Rows from a figure dataset:
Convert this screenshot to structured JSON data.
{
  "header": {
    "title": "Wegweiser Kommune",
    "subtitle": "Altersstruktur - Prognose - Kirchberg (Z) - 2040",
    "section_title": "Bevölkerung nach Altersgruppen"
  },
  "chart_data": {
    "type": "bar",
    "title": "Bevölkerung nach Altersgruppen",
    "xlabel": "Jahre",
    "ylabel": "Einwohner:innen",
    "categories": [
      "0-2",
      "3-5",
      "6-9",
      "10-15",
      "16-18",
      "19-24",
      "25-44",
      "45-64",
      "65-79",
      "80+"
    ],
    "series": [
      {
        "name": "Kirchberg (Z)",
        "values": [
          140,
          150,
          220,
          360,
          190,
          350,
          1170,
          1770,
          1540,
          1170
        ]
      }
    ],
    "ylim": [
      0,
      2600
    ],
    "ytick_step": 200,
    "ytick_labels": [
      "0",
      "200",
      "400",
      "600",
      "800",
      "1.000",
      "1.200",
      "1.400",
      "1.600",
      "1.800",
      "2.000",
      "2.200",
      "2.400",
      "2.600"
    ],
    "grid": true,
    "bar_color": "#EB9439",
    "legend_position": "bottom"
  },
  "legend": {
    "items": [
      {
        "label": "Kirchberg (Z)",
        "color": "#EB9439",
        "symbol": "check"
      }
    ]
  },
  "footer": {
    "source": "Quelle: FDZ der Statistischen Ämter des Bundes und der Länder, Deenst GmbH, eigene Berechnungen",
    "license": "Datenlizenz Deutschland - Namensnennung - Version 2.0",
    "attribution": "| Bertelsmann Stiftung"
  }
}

> TASK DESCRIPTION:
What is the number of lines above that contain "Kirchberg"? Answer with that number only.

> RESULT OF THE TASK:
3